_WHAT YOU SHOULD DO_. Reply with one number: the count of lines in the data that hold the string "this".

_SUPPLIED DATA_.

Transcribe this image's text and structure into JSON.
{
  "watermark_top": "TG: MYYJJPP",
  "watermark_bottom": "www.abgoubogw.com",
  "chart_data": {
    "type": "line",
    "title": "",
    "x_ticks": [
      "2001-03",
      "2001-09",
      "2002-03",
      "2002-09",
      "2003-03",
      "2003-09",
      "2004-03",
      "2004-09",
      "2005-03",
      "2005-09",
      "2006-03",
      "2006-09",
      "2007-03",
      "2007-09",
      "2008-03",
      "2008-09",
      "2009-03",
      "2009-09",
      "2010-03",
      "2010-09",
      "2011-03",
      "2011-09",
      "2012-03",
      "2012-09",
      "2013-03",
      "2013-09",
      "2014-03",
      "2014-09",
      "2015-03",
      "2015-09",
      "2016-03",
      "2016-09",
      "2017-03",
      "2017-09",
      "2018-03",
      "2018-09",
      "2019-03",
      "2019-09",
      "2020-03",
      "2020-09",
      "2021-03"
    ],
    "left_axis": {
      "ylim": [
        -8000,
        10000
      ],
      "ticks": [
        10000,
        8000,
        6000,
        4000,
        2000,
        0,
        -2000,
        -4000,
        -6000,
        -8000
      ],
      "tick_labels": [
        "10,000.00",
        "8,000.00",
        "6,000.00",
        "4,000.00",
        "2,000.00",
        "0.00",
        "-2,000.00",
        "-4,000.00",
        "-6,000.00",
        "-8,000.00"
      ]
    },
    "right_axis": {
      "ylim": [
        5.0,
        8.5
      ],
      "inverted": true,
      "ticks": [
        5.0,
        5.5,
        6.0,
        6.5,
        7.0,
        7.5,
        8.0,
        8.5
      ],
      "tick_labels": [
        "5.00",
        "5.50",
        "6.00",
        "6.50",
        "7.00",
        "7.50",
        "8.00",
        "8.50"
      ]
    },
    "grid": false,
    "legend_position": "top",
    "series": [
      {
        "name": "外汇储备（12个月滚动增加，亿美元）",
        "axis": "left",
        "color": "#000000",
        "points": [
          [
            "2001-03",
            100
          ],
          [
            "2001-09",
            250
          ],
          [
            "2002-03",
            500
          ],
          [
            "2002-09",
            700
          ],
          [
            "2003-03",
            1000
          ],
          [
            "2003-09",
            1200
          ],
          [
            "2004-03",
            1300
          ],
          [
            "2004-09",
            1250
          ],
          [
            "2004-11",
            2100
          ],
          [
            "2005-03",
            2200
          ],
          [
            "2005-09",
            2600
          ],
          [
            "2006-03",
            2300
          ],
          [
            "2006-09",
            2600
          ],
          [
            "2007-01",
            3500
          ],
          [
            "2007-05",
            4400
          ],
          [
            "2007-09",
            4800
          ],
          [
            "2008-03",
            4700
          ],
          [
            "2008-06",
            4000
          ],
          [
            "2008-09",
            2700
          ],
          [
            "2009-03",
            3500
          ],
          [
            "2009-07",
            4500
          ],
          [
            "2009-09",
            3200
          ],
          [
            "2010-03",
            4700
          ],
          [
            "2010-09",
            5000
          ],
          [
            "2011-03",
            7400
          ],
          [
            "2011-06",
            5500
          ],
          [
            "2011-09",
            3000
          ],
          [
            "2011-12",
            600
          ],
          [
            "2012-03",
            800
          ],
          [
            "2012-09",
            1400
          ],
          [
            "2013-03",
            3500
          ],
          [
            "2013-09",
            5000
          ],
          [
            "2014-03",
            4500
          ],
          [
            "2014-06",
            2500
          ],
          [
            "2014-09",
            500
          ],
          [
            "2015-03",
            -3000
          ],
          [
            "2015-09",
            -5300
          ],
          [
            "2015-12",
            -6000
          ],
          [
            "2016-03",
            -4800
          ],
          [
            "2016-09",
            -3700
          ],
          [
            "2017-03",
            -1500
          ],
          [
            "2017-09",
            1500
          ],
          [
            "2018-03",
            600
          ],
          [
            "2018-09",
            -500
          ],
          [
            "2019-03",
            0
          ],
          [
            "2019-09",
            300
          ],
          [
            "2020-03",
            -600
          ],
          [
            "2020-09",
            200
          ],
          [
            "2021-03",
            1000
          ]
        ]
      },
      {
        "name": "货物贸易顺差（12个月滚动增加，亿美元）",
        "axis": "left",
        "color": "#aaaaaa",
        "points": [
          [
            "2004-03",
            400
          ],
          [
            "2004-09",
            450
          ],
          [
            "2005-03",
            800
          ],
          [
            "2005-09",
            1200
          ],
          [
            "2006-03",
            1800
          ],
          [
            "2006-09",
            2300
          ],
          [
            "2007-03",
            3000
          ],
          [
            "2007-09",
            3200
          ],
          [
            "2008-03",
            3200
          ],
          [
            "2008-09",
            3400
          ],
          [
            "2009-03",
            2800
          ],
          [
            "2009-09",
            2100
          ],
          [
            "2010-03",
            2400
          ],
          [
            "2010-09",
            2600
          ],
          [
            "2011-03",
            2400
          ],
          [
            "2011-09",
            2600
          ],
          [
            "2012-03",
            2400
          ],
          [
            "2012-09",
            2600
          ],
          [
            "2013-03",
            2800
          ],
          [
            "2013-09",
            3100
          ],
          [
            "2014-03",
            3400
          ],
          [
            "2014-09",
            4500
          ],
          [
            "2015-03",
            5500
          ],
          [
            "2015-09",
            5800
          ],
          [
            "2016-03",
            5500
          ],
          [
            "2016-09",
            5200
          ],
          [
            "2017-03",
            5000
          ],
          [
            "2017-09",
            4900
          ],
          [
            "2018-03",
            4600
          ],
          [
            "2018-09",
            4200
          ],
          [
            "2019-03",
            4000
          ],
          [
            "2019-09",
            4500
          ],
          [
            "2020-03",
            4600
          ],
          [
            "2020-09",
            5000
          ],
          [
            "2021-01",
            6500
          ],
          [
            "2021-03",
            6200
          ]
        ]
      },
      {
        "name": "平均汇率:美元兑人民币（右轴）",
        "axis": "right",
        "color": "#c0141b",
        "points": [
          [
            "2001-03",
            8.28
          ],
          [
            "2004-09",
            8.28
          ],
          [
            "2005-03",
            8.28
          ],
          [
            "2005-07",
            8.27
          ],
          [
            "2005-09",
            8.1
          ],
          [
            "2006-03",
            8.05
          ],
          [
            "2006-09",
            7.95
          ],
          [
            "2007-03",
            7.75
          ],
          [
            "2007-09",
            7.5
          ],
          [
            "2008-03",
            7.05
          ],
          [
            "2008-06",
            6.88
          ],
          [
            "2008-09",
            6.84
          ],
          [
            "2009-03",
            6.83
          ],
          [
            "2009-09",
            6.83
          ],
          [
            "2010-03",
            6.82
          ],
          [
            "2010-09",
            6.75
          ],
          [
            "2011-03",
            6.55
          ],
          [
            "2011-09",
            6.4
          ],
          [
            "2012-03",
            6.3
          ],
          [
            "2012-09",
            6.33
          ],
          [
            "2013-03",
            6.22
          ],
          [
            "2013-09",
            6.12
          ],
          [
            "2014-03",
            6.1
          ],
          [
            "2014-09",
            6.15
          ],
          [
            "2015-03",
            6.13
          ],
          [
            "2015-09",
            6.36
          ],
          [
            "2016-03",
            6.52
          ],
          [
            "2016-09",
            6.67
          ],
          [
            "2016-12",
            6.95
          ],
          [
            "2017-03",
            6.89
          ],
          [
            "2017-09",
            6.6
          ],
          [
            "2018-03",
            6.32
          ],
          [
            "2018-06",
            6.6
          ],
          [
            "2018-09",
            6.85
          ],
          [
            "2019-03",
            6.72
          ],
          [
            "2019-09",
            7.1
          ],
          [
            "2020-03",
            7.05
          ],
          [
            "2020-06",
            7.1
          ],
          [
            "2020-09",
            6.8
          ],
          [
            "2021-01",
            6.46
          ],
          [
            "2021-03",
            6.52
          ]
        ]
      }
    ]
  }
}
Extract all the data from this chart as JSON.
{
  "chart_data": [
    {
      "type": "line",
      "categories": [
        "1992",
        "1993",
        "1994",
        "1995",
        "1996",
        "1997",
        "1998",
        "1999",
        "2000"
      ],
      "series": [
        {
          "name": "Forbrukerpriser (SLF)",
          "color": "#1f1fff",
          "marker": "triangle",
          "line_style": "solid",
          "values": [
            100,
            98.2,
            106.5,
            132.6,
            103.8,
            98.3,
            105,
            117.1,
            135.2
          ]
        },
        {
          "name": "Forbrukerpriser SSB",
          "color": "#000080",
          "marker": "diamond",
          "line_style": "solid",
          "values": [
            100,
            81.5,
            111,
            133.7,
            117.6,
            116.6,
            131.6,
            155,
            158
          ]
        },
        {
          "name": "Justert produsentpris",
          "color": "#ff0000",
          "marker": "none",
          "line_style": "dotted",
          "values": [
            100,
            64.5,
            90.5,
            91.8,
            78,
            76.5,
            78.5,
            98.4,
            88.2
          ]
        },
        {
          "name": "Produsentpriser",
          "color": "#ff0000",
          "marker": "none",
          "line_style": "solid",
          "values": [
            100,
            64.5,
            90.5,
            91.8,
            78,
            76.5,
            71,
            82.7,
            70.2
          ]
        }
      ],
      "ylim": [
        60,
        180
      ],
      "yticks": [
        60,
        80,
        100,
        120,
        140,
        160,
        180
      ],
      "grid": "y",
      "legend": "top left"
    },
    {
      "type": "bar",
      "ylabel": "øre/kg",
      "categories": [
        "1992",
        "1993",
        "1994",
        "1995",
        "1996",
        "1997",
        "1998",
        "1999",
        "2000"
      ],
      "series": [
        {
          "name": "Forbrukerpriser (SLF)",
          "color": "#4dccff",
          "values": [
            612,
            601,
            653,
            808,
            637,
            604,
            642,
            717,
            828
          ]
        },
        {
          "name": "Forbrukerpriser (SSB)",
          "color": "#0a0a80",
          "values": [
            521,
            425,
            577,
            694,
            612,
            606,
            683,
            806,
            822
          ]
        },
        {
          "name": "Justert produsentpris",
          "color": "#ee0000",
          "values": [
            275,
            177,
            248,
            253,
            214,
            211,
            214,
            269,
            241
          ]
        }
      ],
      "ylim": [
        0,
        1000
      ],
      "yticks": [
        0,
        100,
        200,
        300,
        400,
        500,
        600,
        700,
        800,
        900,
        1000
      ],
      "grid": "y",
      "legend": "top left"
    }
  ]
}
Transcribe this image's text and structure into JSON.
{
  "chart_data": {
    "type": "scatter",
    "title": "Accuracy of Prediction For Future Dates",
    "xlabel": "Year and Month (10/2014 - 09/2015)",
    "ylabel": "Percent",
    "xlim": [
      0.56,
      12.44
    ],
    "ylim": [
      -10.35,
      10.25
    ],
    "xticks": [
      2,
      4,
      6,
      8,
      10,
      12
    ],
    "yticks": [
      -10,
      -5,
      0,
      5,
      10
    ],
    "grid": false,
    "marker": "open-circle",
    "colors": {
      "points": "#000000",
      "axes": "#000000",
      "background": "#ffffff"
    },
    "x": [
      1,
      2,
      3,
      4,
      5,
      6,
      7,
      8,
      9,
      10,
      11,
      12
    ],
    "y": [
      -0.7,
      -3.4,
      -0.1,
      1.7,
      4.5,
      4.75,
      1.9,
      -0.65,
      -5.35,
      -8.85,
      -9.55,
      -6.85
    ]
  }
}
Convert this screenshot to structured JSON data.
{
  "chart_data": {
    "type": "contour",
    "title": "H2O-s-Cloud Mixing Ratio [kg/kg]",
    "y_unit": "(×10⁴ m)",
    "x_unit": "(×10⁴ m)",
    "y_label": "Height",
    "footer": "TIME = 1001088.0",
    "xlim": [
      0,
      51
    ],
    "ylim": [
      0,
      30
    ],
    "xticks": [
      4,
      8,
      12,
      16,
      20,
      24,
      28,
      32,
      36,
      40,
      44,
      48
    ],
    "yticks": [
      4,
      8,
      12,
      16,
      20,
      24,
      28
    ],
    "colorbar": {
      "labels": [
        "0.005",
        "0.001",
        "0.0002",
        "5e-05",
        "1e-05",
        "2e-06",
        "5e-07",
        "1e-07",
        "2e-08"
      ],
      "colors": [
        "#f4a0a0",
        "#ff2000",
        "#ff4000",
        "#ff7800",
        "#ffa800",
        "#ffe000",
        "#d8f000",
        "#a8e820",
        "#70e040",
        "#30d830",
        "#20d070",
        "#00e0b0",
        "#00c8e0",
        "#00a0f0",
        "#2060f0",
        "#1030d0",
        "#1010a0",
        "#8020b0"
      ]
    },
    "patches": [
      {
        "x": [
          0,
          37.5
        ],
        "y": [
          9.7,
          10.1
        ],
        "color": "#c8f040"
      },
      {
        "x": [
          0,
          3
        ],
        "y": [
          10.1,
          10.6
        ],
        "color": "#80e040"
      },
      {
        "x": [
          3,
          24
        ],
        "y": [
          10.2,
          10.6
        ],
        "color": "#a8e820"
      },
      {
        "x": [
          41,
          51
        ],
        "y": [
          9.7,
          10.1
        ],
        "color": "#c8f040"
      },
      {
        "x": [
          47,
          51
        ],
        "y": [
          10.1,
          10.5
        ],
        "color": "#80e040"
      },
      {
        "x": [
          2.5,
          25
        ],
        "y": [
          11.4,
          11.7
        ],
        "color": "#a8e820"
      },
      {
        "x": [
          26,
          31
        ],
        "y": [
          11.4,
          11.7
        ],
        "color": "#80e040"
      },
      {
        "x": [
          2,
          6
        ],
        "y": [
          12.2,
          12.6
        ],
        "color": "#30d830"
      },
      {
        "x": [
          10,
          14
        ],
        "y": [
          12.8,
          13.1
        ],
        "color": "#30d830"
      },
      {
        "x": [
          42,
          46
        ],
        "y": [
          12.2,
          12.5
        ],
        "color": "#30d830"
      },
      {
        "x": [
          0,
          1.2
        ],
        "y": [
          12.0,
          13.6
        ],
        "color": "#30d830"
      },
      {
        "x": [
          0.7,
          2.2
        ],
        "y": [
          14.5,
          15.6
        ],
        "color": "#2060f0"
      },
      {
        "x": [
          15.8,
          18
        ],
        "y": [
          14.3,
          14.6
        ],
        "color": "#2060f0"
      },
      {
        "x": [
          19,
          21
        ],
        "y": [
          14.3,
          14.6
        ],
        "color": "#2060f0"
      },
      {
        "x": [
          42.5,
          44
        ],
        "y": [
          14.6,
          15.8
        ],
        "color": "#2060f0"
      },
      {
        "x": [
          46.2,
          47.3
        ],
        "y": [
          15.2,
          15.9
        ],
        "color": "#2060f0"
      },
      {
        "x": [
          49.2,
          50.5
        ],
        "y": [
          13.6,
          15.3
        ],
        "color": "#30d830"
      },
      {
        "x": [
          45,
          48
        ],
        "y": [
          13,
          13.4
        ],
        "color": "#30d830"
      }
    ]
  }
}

_TASK ANSWER_. 4